─── Seção do documento ───

O mundo no século XXI*
Neste início de século nossa humanidade parece perplexa. O desenvolvimento tecnológico, aliado ao comércio em escala global, transformou em realidade o que há poucos decênios era ficção cientifica. Naturalmente nem todas as previsões, boas ou más, se cumpriram. Não navegamos pelas estrelas, nem passamos pelas catastróficas guerras nucleares previstas pelos mais temerosos.
Neste admirável mundo novo, que não é também o imaginado por Aldous Huxley[1], o ser humano encontra-se diante da capacidade de comunicar-se com grande parte do planeta instantaneamente, assiste ao caminhar dos robôs na superfície de Marte e, infelizmente, sofre com a grande facilidade com que os malfeitores conseguem aproveitar-se de todo esse avanço em detrimento da sociedade.
O homem que troca e-mails pela Internet e viaja de supersônico entre os continentes continua tão sujeito ao sofrimento quanto seu antepassado distante, que na busca do alimento cotidiano, mal se distanciava da proteção que os abrigos naturais lhe proporcionavam.
Naturalmente não se deve exagerar este fato. Da mesma forma que nos primórdios da civilização, estamos sujeitos as leis de causa e efeito e a do progresso. O homem é impulsionado para a frente pela necessidade de buscar melhores condições de vida e ao mesmo tempo recebe o retorno de seus atos. Quanto mais ajustados a lei maior, “Amar a Deus sobre todas as coisas e ao próximo como a si mesmo“, mais distantes das dores extenuantes e com maiores possibilidades de desfrutar a felicidade relativa do plano terrestre.
A Causa
A causa de termos dominado a matéria e, conseqüentemente, melhorado continuamente o padrão de vida no globo terrestre, foi o empenho no desenvolvimento da inteligência, no aperfeiçoamento das estruturas sociais, na melhoria da organização econômica. Por outro lado, a permanência do sofrimento e a persistência do mal resultam do pouco empenho que sempre demos ao nosso desenvolvimento espiritual através das eras.
Não é por falta de avisos do plano espiritual, avisos que foram registrados em todas as religiões do planeta, em todas as línguas conhecidas, em todas as épocas da humanidade. E mesmo assim continuamos, como humanidade, fazendo-nos de surdos e a ignorar todo o esforço em prol do domínio próprio e da educação para a vida eterna.

─── Material de origem ───

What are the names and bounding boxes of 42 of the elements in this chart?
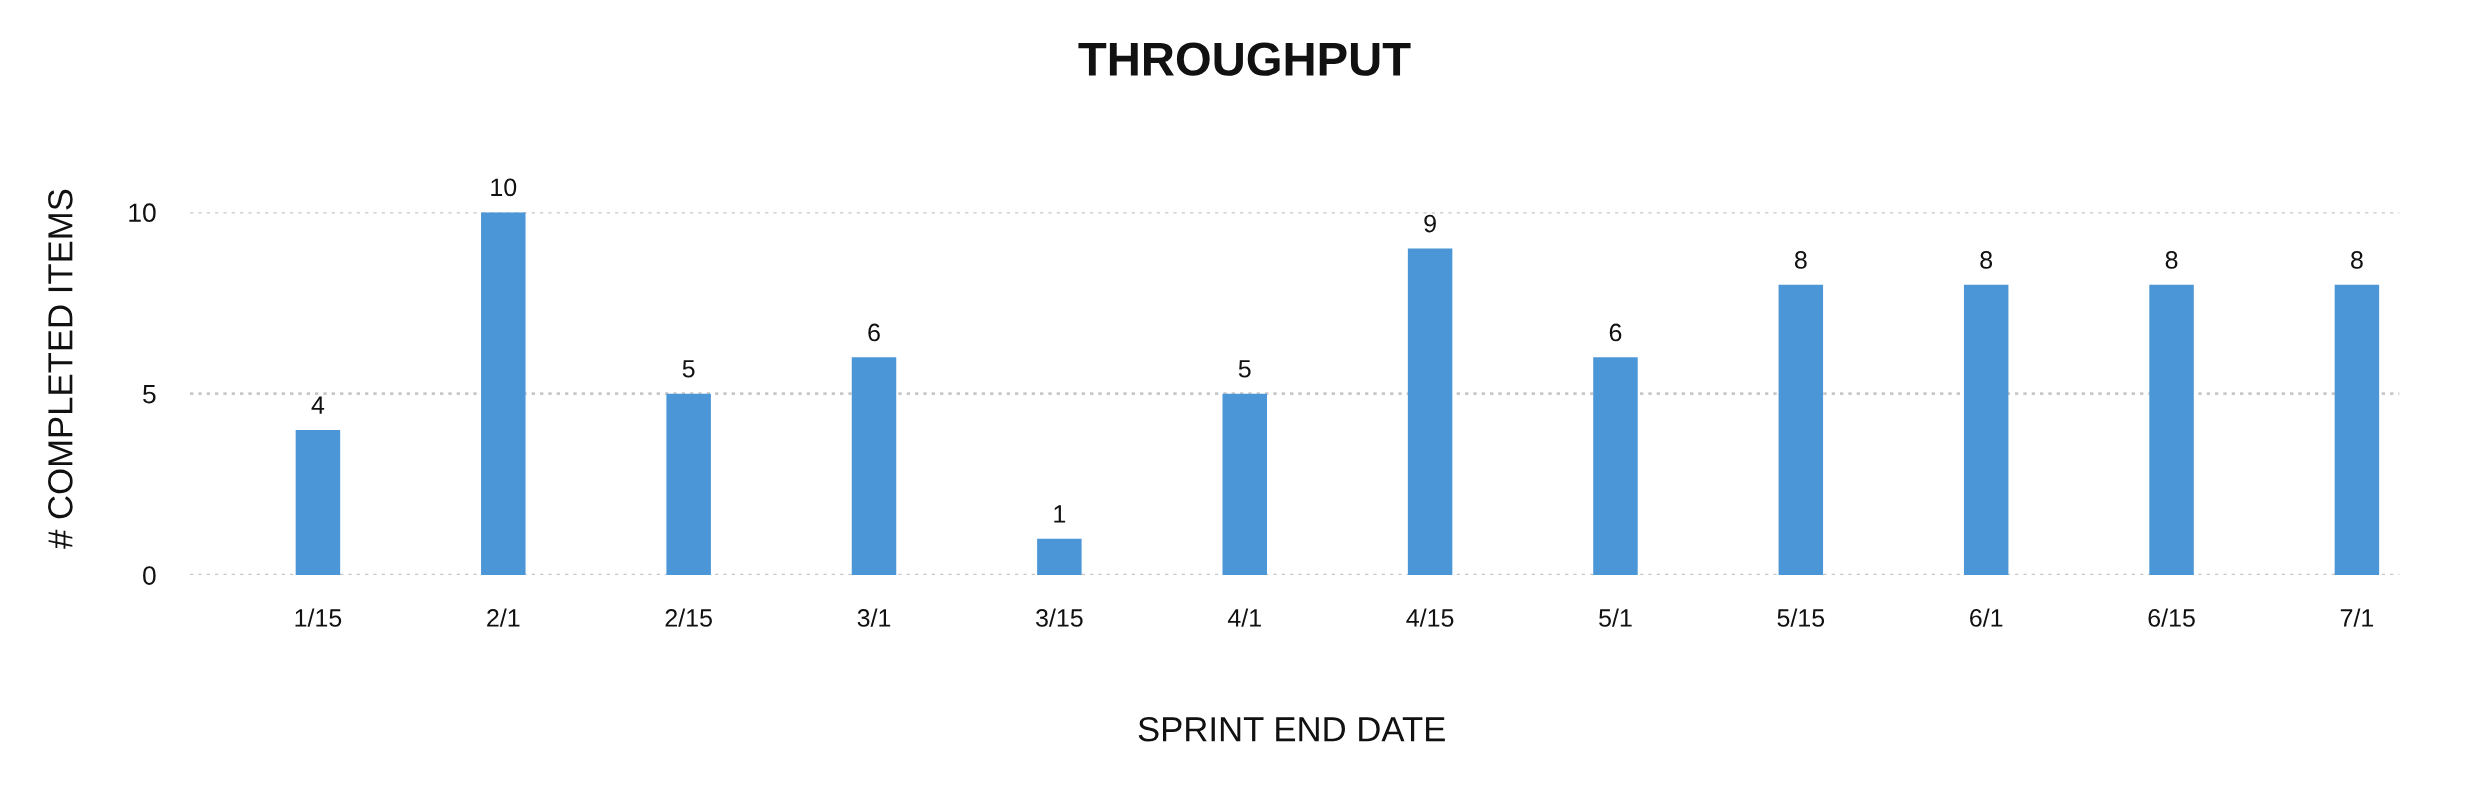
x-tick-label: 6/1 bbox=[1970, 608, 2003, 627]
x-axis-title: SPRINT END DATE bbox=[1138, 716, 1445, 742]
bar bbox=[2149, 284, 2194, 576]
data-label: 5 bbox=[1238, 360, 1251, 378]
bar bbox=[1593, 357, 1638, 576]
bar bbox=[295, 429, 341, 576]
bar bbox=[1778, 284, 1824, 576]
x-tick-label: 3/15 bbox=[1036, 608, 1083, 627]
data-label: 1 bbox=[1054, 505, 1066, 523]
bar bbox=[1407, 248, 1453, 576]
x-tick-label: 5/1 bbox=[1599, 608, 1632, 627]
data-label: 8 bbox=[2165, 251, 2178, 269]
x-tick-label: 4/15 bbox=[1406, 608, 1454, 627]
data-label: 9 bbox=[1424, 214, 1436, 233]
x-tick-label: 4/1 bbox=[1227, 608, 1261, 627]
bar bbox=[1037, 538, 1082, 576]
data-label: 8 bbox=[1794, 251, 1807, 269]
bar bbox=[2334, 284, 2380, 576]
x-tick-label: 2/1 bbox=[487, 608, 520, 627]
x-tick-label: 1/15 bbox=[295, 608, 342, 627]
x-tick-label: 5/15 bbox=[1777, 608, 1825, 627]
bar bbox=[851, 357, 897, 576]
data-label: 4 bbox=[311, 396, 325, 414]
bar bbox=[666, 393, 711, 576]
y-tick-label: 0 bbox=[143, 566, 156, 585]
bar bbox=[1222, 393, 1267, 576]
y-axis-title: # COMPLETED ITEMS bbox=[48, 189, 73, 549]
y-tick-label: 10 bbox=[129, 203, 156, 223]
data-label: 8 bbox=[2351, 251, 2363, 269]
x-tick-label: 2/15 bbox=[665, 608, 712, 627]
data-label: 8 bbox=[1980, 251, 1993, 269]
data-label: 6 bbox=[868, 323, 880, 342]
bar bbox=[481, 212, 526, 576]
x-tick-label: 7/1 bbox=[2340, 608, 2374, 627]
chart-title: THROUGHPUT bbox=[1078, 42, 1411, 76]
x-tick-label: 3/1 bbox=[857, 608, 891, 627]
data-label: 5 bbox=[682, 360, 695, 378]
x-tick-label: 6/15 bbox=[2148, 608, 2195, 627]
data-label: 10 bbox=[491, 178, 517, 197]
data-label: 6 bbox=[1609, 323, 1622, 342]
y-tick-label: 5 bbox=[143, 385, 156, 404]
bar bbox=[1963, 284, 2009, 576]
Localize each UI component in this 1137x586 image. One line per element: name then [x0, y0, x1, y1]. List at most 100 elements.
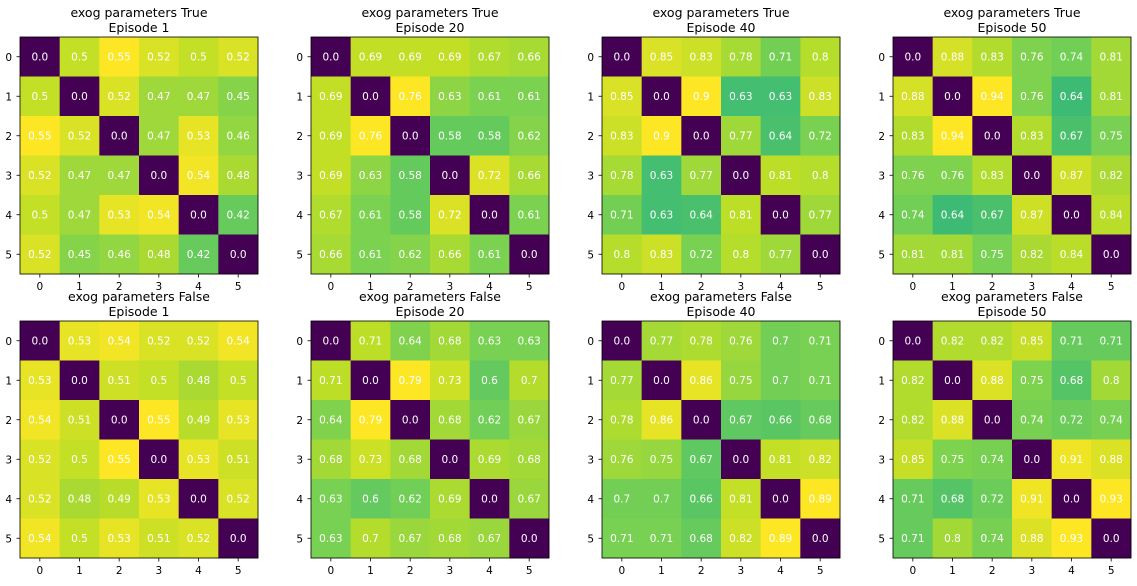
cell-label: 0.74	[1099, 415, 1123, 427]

───

# [Exercício proposto 1]
Segundo o texto sobre o mundo no século XXI, em que aspectos o empenho humano permitiu dominar a matéria e melhorar o padrão de vida? Enumere todos.
# [Exercício proposto 2]
Reproduza fielmente as linhas das anotações de caixas de elementos, começando pela que contém "x-tick-label: 6/1 bbox=[1970, 608, 2003, 627]" e indo até a que contém "bar bbox=[1963, 284, 2009, 576]", incluindo ambas.
O texto e as linhas constituem materiais independentes entre si.

# [Resposta completa 1]
- No desenvolvimento da inteligência
- No aperfeiçoamento das estruturas sociais
- Na melhoria da organização econômica

# [Resposta completa 2]
x-tick-label: 6/1 bbox=[1970, 608, 2003, 627]
x-axis-title: SPRINT END DATE bbox=[1138, 716, 1445, 742]
bar bbox=[2149, 284, 2194, 576]
data-label: 5 bbox=[1238, 360, 1251, 378]
bar bbox=[1593, 357, 1638, 576]
bar bbox=[295, 429, 341, 576]
bar bbox=[1778, 284, 1824, 576]
x-tick-label: 3/15 bbox=[1036, 608, 1083, 627]
data-label: 1 bbox=[1054, 505, 1066, 523]
bar bbox=[1407, 248, 1453, 576]
x-tick-label: 5/1 bbox=[1599, 608, 1632, 627]
data-label: 8 bbox=[2165, 251, 2178, 269]
x-tick-label: 4/15 bbox=[1406, 608, 1454, 627]
data-label: 9 bbox=[1424, 214, 1436, 233]
x-tick-label: 4/1 bbox=[1227, 608, 1261, 627]
bar bbox=[1037, 538, 1082, 576]
data-label: 8 bbox=[1794, 251, 1807, 269]
bar bbox=[2334, 284, 2380, 576]
x-tick-label: 2/1 bbox=[487, 608, 520, 627]
x-tick-label: 1/15 bbox=[295, 608, 342, 627]
x-tick-label: 5/15 bbox=[1777, 608, 1825, 627]
bar bbox=[851, 357, 897, 576]
data-label: 4 bbox=[311, 396, 325, 414]
bar bbox=[666, 393, 711, 576]
y-tick-label: 0 bbox=[143, 566, 156, 585]
bar bbox=[1222, 393, 1267, 576]
y-axis-title: # COMPLETED ITEMS bbox=[48, 189, 73, 549]
y-tick-label: 10 bbox=[129, 203, 156, 223]
data-label: 8 bbox=[2351, 251, 2363, 269]
x-tick-label: 2/15 bbox=[665, 608, 712, 627]
data-label: 8 bbox=[1980, 251, 1993, 269]
data-label: 6 bbox=[868, 323, 880, 342]
bar bbox=[481, 212, 526, 576]
x-tick-label: 7/1 bbox=[2340, 608, 2374, 627]
chart-title: THROUGHPUT bbox=[1078, 42, 1411, 76]
x-tick-label: 3/1 bbox=[857, 608, 891, 627]
data-label: 5 bbox=[682, 360, 695, 378]
x-tick-label: 6/15 bbox=[2148, 608, 2195, 627]
data-label: 10 bbox=[491, 178, 517, 197]
data-label: 6 bbox=[1609, 323, 1622, 342]
y-tick-label: 5 bbox=[143, 385, 156, 404]
bar bbox=[1963, 284, 2009, 576]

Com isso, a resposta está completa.